Using the entries that follow, collect the lines where the word "only" appears.

Records for this exercise |
┌──
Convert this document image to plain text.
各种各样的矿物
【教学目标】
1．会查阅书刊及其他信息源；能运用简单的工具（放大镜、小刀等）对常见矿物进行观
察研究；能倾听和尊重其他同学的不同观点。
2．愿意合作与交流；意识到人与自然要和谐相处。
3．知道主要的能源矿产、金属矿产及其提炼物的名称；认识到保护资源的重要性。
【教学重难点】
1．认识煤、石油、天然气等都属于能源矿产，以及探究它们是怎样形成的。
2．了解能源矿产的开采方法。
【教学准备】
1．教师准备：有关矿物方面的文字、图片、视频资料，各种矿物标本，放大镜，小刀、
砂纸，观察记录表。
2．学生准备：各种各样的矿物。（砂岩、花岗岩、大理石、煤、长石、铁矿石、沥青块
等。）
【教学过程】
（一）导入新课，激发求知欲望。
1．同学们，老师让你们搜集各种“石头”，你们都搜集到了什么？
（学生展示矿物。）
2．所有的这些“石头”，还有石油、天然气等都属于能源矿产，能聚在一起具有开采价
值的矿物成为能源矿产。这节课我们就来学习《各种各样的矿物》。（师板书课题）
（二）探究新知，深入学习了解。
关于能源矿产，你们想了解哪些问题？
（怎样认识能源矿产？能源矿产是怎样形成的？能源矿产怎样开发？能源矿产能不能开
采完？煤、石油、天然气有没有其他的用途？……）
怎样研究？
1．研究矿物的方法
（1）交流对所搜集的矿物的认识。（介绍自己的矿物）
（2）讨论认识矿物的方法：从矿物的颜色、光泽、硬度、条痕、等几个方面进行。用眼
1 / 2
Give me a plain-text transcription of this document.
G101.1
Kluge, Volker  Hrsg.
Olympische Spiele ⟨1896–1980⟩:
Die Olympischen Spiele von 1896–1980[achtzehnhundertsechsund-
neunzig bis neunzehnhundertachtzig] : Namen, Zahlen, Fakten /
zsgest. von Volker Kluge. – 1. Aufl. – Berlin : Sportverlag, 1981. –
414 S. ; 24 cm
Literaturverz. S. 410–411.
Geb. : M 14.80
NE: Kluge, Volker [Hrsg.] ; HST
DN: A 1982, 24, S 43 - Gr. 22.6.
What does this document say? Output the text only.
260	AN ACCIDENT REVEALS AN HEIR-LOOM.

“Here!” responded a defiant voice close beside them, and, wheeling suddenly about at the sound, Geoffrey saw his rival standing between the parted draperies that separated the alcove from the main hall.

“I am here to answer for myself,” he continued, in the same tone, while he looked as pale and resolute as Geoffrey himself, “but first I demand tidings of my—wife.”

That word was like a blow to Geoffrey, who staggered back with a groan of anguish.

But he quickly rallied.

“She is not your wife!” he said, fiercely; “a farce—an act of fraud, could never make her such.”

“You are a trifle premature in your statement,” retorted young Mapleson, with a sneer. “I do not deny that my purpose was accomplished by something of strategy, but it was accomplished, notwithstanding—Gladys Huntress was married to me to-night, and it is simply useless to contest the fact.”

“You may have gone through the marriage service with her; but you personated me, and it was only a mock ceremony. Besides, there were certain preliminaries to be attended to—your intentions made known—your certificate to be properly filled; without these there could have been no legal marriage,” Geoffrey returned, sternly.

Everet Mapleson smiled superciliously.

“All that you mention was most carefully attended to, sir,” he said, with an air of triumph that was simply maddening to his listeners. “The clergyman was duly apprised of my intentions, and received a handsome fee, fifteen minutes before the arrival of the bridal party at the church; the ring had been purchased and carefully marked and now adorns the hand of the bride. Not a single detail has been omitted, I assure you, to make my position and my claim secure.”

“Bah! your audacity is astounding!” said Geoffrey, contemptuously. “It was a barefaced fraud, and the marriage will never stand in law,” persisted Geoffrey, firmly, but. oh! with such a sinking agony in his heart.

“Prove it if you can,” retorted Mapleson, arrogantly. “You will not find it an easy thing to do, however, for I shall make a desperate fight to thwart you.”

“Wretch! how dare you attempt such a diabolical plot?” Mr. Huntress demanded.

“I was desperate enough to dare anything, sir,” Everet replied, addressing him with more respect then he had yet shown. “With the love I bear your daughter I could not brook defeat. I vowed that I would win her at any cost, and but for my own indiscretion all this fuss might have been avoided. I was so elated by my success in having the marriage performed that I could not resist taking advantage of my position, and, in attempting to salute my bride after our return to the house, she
└──
Problem solution |
What does this document say? Output the text only.
“You may have gone through the marriage service with her; but you personated me, and it was only a mock ceremony. Besides, there were certain preliminaries to be attended to—your intentions made known—your certificate to be properly filled; without these there could have been no legal marriage,” Geoffrey returned, sternly.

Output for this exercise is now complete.